_WHAT YOU SHOULD DO_
From the listing below, pull out all lines with "DrLuetke" in them.
★ ★ ★ ★ ★
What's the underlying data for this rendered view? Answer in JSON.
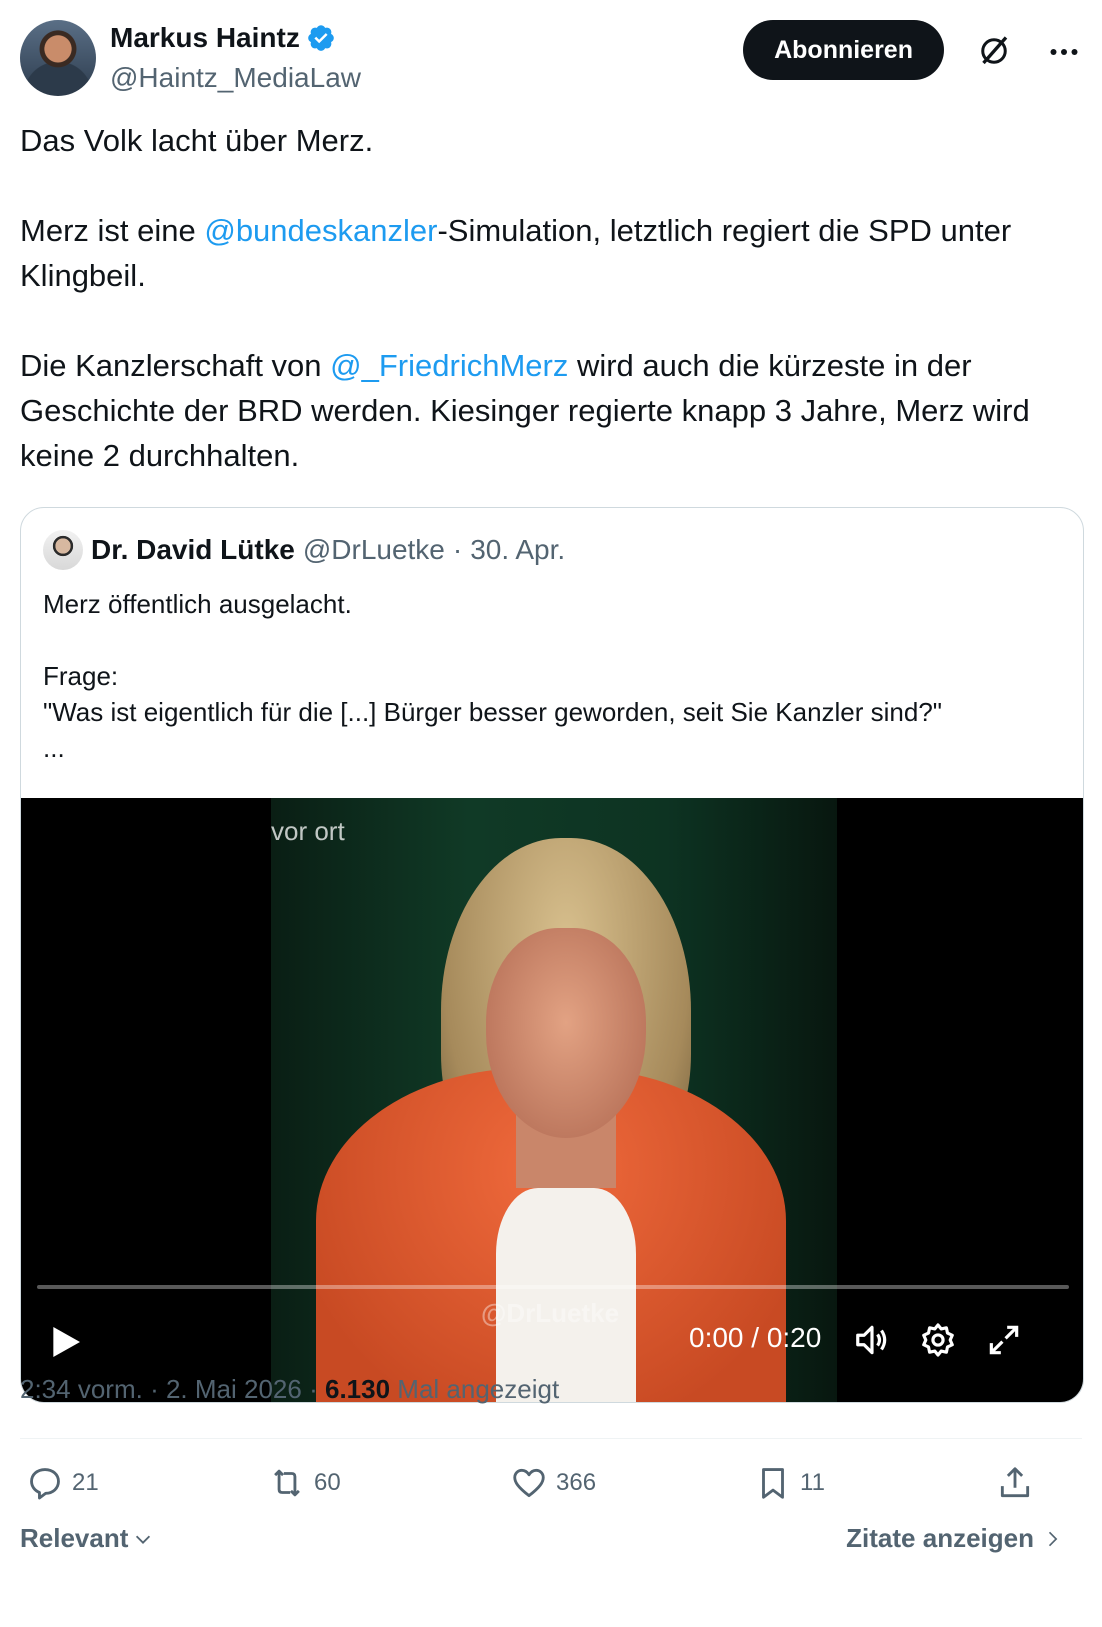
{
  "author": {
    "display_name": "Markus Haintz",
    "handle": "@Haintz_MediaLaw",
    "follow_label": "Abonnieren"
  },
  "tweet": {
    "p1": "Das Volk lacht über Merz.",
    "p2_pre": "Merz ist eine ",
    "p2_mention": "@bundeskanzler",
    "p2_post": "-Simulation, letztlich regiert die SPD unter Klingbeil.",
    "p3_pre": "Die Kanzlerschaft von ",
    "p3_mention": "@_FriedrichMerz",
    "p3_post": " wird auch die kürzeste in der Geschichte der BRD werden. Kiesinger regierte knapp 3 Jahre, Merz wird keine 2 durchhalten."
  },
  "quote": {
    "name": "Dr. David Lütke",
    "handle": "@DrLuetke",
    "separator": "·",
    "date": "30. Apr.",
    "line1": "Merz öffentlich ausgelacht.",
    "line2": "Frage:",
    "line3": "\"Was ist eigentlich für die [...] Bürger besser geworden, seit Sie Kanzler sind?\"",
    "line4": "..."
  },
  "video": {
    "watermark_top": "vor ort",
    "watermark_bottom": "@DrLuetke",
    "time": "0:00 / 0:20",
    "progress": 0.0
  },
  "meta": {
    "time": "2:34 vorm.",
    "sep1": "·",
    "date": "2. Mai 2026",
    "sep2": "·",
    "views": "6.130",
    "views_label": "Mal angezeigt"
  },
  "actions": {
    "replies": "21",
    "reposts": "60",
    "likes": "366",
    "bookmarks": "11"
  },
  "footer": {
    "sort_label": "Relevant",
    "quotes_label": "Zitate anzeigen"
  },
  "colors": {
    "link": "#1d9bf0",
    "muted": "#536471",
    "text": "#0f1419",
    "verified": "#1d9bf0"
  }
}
★ ★ ★ ★ ★
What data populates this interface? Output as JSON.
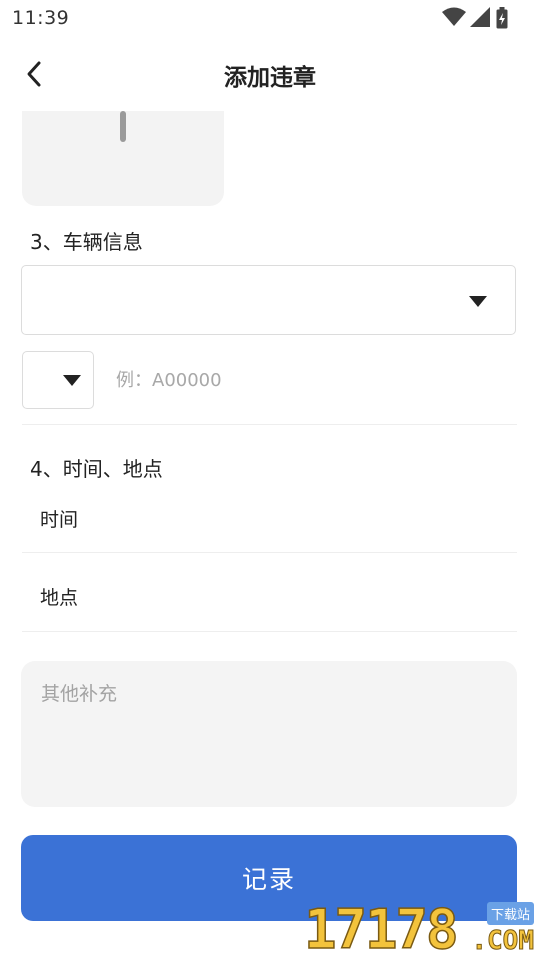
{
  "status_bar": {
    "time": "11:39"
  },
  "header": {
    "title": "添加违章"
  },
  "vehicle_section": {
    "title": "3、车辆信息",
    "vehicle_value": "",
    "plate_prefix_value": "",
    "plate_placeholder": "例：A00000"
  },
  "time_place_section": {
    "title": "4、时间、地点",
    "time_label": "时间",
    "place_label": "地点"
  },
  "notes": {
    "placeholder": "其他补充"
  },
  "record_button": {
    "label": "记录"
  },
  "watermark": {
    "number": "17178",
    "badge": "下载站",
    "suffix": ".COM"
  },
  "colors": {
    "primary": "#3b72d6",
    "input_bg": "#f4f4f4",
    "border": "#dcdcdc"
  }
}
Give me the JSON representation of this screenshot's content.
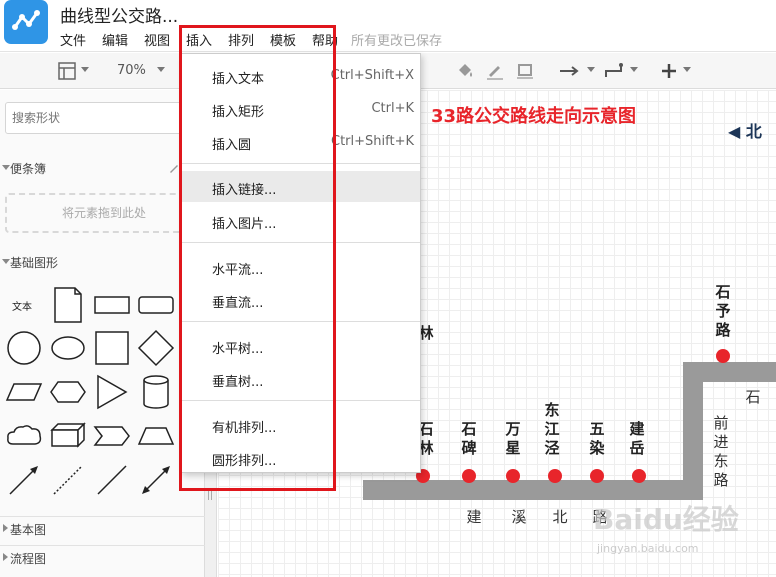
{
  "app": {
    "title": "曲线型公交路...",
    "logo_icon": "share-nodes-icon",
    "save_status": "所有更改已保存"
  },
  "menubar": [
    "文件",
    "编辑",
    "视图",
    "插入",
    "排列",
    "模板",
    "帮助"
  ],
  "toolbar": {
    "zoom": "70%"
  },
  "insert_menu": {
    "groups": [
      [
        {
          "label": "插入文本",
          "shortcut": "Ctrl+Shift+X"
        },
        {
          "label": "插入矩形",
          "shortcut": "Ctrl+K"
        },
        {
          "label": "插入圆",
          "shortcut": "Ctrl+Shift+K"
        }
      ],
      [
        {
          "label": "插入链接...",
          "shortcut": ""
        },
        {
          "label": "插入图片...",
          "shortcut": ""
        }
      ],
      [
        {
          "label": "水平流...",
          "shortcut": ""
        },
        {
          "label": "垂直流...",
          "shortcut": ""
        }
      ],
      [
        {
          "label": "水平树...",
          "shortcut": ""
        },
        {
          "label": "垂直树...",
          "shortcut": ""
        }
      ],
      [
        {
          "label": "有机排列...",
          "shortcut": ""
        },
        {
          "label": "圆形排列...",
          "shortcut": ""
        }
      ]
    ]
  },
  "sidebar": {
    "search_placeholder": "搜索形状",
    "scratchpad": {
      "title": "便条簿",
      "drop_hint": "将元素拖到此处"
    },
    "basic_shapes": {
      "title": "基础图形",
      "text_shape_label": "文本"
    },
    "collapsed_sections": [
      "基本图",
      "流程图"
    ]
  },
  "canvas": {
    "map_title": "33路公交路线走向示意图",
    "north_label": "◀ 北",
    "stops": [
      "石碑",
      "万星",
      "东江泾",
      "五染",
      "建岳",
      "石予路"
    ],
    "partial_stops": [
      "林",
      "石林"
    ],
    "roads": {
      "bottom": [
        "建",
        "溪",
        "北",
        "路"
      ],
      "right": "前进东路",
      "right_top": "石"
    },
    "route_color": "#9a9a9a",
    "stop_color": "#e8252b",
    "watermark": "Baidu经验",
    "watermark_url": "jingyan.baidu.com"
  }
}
★ ★ ★ ★ ★
_RESPONSE_
    "handle": "@DrLuetke",
    "watermark_bottom": "@DrLuetke",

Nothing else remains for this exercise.